Exercise objective —
Count the lines below that contain the word "انظر", and reply with only that number.
Start of Records supplied
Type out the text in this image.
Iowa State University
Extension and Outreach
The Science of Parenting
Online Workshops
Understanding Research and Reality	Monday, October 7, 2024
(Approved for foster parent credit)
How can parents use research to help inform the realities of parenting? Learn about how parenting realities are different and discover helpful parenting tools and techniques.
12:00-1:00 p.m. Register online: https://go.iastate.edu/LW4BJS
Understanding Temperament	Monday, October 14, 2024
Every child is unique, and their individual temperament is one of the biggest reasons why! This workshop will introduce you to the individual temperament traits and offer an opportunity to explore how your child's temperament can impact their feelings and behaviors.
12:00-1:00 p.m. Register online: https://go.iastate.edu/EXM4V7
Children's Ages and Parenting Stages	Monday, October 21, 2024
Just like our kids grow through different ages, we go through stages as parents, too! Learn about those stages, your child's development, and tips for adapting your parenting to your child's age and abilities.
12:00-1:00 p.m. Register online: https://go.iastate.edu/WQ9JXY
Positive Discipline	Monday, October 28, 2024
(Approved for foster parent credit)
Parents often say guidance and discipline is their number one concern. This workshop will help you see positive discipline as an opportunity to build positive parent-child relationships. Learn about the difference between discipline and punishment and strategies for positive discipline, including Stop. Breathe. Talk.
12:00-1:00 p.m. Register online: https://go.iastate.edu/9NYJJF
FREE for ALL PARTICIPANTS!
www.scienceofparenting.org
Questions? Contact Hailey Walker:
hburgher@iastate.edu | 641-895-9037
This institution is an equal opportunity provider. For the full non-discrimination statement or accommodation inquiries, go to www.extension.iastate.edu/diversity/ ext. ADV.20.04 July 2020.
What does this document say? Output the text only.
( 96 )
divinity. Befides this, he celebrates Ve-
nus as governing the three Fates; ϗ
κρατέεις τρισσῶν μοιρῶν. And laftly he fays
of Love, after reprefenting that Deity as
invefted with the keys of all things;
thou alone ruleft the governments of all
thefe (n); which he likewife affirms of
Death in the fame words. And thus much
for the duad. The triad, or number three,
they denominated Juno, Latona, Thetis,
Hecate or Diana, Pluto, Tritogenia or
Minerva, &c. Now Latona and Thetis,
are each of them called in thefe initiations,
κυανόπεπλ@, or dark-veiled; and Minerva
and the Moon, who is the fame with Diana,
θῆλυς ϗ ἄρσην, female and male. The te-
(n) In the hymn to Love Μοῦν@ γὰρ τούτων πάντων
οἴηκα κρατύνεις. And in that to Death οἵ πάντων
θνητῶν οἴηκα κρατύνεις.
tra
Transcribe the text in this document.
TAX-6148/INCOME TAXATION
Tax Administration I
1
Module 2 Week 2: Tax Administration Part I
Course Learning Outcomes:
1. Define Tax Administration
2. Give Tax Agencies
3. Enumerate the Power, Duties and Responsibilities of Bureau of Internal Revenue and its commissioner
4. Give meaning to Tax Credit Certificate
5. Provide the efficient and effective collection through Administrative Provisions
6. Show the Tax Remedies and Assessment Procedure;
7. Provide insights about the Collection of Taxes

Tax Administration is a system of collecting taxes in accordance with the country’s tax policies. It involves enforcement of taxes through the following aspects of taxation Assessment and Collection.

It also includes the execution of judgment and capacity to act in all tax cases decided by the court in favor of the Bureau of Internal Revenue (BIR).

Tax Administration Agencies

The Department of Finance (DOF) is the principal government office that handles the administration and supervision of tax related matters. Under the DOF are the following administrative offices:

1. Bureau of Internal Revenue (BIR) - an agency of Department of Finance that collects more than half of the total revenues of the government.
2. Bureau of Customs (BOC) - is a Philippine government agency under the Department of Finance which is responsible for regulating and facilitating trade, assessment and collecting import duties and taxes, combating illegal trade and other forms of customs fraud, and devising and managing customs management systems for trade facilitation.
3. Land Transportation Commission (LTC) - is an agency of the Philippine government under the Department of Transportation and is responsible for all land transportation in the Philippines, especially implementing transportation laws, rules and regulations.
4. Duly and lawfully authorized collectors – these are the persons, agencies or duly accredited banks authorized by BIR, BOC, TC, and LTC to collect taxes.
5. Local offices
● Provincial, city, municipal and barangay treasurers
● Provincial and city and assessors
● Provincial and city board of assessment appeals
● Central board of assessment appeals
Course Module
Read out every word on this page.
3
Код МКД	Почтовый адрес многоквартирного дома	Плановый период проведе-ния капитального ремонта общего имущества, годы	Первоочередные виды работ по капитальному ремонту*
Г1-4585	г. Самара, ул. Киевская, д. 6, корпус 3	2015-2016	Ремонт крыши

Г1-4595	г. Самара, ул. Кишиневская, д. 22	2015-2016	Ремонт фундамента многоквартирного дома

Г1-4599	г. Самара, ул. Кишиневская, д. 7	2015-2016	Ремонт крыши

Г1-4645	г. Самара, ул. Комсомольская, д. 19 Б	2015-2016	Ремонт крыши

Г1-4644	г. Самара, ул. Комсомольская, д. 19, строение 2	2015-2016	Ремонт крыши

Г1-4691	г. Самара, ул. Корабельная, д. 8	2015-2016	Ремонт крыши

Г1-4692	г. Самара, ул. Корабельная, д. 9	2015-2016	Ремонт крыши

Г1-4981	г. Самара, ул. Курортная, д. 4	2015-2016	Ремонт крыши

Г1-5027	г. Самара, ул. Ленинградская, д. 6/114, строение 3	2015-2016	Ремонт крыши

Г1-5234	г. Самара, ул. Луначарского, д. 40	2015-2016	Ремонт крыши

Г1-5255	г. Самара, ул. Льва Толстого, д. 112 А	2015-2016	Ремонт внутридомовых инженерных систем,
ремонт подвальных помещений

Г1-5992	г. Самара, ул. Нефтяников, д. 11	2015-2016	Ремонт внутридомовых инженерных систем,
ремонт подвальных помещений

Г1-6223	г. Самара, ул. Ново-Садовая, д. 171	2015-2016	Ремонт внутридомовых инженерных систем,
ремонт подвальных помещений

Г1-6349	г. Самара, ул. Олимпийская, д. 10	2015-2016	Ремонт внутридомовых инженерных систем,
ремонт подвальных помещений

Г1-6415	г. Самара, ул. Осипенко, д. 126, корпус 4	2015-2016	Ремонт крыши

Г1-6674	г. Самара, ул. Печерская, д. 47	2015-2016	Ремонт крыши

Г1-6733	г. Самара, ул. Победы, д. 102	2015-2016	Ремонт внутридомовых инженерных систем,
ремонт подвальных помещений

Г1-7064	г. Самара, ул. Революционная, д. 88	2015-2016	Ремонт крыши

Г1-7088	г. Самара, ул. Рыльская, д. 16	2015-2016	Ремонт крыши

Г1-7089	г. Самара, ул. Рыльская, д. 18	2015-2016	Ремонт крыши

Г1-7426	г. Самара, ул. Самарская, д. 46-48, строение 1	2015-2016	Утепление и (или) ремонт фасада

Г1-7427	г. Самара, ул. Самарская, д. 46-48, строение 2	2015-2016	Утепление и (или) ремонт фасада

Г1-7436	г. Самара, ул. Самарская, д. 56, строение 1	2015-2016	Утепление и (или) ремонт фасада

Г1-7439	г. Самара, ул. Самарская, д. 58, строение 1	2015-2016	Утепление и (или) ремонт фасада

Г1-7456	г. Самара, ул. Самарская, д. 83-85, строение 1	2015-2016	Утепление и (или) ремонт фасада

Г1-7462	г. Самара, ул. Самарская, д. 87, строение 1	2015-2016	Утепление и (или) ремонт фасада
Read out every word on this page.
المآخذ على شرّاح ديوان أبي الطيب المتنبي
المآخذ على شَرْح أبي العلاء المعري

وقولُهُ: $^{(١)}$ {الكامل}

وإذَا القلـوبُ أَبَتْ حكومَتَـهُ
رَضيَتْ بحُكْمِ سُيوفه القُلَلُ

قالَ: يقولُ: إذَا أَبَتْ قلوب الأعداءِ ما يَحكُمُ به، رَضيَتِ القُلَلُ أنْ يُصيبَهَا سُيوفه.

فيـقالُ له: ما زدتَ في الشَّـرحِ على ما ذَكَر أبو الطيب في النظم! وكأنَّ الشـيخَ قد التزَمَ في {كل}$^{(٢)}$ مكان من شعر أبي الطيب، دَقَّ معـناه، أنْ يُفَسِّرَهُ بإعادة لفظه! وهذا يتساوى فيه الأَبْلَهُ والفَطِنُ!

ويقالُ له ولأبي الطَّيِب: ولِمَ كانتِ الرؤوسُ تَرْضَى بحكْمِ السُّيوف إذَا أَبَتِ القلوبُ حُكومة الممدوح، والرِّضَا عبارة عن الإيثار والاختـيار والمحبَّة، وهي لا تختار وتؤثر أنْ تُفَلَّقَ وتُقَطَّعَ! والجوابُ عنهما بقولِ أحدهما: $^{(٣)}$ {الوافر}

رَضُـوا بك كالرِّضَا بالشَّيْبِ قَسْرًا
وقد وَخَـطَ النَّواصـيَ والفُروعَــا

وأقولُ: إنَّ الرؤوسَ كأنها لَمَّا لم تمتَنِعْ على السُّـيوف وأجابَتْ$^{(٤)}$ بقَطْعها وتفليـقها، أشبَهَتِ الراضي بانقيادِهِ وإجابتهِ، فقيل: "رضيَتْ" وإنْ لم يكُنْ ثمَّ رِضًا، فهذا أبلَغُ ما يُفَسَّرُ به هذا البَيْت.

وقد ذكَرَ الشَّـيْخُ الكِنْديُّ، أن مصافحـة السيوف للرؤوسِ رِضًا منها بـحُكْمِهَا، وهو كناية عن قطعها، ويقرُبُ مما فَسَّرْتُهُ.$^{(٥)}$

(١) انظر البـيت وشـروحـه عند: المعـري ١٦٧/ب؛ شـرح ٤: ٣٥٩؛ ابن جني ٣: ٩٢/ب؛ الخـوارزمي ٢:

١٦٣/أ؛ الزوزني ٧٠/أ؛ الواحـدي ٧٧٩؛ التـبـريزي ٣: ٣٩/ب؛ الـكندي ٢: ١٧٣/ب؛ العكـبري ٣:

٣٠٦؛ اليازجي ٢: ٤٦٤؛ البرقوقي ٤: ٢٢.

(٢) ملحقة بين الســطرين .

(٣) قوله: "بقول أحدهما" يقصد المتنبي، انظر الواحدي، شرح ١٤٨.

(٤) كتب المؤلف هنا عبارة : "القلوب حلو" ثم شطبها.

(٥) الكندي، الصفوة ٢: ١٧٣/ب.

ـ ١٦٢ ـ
End of Records supplied
Expected answer —
2